_Work to complete_
Write only the number of lines in the records beneath that hold "acts".

_Dataset content_
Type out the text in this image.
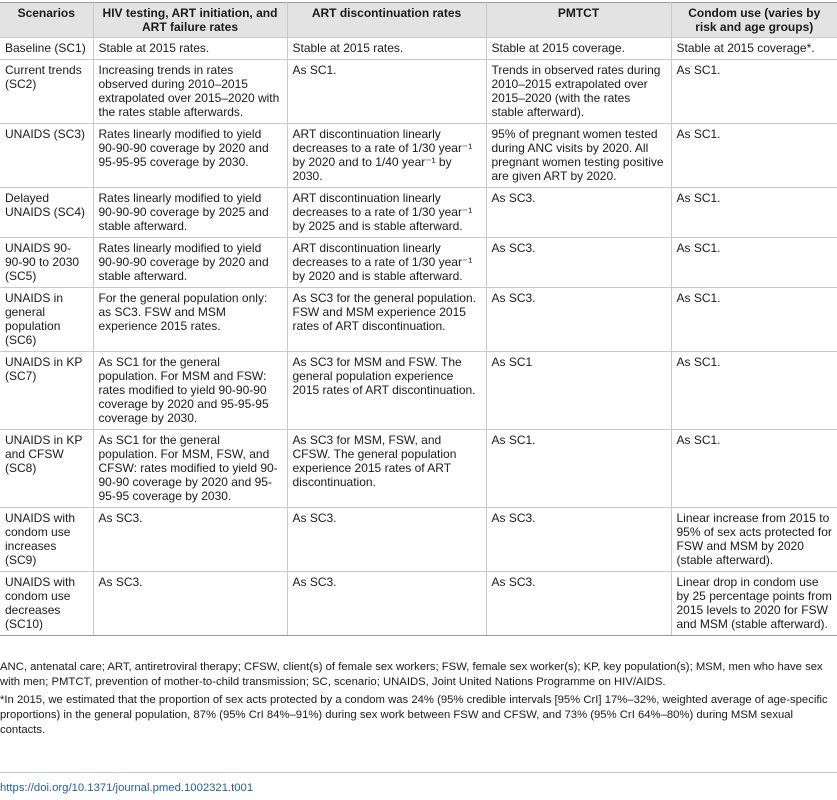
Scenarios	HIV testing, ART initiation, and ART failure rates	ART discontinuation rates	PMTCT	Condom use (varies by risk and age groups)
Baseline (SC1)	Stable at 2015 rates.	Stable at 2015 rates.	Stable at 2015 coverage.	Stable at 2015 coverage*.
Current trends (SC2)	Increasing trends in rates observed during 2010–2015 extrapolated over 2015–2020 with the rates stable afterwards.	As SC1.	Trends in observed rates during 2010–2015 extrapolated over 2015–2020 (with the rates stable afterward).	As SC1.
UNAIDS (SC3)	Rates linearly modified to yield 90-90-90 coverage by 2020 and 95-95-95 coverage by 2030.	ART discontinuation linearly decreases to a rate of 1/30 year⁻¹ by 2020 and to 1/40 year⁻¹ by 2030.	95% of pregnant women tested during ANC visits by 2020. All pregnant women testing positive are given ART by 2020.	As SC1.
Delayed UNAIDS (SC4)	Rates linearly modified to yield 90-90-90 coverage by 2025 and stable afterward.	ART discontinuation linearly decreases to a rate of 1/30 year⁻¹ by 2025 and is stable afterward.	As SC3.	As SC1.
UNAIDS 90-90-90 to 2030 (SC5)	Rates linearly modified to yield 90-90-90 coverage by 2020 and stable afterward.	ART discontinuation linearly decreases to a rate of 1/30 year⁻¹ by 2020 and is stable afterward.	As SC3.	As SC1.
UNAIDS in general population (SC6)	For the general population only: as SC3. FSW and MSM experience 2015 rates.	As SC3 for the general population. FSW and MSM experience 2015 rates of ART discontinuation.	As SC3.	As SC1.
UNAIDS in KP (SC7)	As SC1 for the general population. For MSM and FSW: rates modified to yield 90-90-90 coverage by 2020 and 95-95-95 coverage by 2030.	As SC3 for MSM and FSW. The general population experience 2015 rates of ART discontinuation.	As SC1	As SC1.
UNAIDS in KP and CFSW (SC8)	As SC1 for the general population. For MSM, FSW, and CFSW: rates modified to yield 90-90-90 coverage by 2020 and 95-95-95 coverage by 2030.	As SC3 for MSM, FSW, and CFSW. The general population experience 2015 rates of ART discontinuation.	As SC1.	As SC1.
UNAIDS with condom use increases (SC9)	As SC3.	As SC3.	As SC3.	Linear increase from 2015 to 95% of sex acts protected for FSW and MSM by 2020 (stable afterward).
UNAIDS with condom use decreases (SC10)	As SC3.	As SC3.	As SC3.	Linear drop in condom use by 25 percentage points from 2015 levels to 2020 for FSW and MSM (stable afterward).

ANC, antenatal care; ART, antiretroviral therapy; CFSW, client(s) of female sex workers; FSW, female sex worker(s); KP, key population(s); MSM, men who have sex with men; PMTCT, prevention of mother-to-child transmission; SC, scenario; UNAIDS, Joint United Nations Programme on HIV/AIDS.

*In 2015, we estimated that the proportion of sex acts protected by a condom was 24% (95% credible intervals [95% CrI] 17%–32%, weighted average of age-specific proportions) in the general population, 87% (95% CrI 84%–91%) during sex work between FSW and CFSW, and 73% (95% CrI 64%–80%) during MSM sexual contacts.

https://doi.org/10.1371/journal.pmed.1002321.t001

_Written answer_
2